Figure data in JSON:
══════
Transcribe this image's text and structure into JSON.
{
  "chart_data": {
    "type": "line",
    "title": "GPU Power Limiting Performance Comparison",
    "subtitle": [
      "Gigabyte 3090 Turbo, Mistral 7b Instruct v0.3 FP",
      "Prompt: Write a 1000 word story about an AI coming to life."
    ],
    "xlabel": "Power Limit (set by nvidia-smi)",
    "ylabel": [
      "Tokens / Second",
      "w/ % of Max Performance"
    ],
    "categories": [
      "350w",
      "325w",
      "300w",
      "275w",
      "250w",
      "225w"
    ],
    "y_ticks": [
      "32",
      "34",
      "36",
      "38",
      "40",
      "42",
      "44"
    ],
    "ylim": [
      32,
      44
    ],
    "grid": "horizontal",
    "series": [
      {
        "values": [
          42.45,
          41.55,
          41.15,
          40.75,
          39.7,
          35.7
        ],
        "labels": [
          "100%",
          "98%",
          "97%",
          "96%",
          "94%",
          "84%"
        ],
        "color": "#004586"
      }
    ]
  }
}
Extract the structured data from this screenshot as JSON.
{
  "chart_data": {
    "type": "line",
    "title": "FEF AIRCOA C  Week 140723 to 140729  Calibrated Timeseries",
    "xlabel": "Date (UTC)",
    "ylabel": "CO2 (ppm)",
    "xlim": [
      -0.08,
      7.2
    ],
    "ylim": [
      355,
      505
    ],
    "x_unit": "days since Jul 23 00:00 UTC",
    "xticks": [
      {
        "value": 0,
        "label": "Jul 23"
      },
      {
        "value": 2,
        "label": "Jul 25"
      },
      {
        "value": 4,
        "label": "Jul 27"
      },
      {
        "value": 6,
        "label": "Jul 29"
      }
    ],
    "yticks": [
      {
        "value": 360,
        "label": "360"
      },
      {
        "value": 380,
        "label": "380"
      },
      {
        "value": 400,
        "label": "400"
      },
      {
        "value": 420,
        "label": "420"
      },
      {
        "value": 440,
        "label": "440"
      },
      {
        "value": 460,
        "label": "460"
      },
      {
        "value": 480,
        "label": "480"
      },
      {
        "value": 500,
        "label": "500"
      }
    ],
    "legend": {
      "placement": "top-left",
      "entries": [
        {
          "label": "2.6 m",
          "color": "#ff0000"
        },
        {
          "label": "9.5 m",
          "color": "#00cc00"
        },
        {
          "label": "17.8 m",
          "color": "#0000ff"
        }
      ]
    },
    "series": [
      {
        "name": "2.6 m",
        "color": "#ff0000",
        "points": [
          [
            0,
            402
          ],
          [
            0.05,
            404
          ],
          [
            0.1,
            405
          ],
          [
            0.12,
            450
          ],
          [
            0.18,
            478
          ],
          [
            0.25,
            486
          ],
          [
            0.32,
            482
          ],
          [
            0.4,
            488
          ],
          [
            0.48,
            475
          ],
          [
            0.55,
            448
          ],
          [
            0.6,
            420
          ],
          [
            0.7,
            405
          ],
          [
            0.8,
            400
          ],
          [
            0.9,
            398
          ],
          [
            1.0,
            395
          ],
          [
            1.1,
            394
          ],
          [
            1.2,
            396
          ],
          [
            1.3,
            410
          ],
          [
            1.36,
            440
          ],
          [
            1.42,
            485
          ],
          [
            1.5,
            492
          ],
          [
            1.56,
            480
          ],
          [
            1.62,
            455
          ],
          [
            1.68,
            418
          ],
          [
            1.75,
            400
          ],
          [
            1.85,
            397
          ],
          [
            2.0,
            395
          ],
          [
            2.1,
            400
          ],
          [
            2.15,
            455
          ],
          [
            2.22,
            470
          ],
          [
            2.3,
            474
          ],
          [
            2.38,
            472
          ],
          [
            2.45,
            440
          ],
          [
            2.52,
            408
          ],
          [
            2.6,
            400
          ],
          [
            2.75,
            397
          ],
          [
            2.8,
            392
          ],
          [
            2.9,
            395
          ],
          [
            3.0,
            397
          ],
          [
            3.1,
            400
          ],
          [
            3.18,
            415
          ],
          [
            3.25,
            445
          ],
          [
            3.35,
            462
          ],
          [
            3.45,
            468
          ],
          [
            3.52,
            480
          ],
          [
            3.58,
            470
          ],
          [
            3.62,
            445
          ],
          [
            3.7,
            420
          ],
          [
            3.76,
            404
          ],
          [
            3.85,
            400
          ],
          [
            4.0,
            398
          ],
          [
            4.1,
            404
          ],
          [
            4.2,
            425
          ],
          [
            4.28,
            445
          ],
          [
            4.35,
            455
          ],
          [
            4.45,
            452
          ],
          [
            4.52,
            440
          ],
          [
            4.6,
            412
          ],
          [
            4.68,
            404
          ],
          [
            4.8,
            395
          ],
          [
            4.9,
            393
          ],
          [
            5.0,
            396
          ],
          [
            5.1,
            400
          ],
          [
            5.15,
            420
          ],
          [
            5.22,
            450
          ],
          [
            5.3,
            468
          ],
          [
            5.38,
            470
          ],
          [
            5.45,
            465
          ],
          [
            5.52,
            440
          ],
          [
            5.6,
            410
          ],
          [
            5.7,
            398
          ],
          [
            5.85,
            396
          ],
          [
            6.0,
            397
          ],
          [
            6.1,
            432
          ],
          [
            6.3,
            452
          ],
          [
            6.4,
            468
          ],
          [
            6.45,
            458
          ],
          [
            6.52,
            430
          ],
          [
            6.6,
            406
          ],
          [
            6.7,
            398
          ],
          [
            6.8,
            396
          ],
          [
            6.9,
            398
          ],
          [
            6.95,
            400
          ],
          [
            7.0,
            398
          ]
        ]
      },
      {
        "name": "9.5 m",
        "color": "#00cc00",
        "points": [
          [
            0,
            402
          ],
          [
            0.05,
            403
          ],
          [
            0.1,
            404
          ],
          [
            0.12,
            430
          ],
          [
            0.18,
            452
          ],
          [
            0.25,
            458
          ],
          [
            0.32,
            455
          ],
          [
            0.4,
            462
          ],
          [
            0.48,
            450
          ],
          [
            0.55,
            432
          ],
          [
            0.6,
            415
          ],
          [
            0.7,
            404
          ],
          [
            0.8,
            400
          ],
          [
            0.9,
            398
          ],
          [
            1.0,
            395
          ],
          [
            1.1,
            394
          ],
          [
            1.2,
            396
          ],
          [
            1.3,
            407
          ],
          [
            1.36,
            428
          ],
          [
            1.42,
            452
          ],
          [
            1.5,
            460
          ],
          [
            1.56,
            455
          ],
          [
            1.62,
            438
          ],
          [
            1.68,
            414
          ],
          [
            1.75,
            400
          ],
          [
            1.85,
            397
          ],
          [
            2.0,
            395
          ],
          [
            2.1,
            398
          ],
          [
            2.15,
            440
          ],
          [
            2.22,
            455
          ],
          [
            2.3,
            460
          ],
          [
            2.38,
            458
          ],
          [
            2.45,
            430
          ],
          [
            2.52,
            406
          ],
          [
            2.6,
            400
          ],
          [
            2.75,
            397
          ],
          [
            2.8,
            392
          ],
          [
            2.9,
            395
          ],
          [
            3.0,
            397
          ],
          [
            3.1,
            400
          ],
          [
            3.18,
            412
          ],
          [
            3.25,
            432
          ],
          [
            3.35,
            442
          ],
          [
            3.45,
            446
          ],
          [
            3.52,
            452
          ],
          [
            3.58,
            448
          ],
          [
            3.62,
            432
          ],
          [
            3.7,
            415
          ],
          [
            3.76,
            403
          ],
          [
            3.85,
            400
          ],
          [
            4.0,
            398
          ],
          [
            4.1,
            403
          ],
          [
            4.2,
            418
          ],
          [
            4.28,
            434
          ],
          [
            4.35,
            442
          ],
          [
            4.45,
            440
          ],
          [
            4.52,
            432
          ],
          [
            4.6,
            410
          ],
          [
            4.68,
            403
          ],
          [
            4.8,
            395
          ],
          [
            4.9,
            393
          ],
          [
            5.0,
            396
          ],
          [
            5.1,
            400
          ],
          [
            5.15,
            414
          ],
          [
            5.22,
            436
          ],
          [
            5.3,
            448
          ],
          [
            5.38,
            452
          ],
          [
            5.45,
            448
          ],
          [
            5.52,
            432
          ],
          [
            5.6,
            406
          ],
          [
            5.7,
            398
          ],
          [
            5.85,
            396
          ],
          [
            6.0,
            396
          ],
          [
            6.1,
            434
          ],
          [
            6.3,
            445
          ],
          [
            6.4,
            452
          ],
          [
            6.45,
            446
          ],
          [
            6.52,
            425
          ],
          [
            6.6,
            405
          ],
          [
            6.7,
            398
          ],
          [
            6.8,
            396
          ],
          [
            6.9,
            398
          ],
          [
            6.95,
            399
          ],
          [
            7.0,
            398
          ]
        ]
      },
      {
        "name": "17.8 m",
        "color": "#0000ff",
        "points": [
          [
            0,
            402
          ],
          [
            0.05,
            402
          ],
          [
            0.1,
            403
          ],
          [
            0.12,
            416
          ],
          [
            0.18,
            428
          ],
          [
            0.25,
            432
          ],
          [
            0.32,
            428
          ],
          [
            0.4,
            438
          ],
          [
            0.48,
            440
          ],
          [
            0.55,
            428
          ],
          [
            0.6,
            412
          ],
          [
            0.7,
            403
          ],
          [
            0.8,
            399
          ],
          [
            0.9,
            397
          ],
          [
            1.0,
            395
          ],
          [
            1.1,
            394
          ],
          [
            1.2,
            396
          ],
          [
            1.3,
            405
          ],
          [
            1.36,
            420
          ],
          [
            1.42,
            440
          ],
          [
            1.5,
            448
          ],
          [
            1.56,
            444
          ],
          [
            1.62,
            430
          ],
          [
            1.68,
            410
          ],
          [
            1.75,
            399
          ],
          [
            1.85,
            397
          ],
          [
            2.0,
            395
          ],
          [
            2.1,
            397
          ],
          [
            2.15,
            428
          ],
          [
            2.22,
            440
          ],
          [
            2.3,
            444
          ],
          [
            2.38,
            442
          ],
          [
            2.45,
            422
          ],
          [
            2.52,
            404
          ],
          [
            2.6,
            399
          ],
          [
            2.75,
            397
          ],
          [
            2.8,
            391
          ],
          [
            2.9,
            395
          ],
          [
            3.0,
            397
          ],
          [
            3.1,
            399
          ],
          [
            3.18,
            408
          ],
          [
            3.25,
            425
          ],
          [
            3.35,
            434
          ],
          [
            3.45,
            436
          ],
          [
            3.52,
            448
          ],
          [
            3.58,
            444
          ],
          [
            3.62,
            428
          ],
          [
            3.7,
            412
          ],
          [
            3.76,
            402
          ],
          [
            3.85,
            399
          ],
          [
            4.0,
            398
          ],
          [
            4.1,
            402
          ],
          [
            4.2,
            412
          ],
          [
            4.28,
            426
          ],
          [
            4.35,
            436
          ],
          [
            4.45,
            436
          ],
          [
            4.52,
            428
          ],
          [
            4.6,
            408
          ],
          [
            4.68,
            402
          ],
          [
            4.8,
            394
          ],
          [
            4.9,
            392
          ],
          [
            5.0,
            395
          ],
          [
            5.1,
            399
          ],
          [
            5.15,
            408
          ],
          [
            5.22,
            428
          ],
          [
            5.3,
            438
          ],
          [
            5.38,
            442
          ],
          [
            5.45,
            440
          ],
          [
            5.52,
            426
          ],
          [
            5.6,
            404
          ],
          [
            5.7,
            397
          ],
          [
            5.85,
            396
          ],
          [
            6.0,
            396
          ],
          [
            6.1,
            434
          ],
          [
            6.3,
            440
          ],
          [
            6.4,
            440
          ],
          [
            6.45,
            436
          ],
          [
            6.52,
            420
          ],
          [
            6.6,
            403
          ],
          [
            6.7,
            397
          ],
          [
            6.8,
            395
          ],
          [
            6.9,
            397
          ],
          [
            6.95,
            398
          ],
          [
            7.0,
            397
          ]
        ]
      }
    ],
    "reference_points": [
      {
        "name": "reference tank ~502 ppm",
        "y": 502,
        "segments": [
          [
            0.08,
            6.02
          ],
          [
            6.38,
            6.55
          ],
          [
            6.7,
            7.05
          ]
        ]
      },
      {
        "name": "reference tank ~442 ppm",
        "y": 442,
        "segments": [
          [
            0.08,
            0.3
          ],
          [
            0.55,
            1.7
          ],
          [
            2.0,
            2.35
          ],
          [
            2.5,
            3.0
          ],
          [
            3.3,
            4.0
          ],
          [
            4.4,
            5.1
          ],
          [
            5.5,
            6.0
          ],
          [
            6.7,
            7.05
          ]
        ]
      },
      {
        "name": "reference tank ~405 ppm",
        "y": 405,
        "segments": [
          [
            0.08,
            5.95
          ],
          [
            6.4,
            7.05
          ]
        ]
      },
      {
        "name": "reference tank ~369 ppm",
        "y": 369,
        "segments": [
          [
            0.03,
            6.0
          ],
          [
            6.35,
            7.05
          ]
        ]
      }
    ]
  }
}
══════
## Required work
Say how many lines of the material contain the word "Power", with no other text.

## Result for this task
2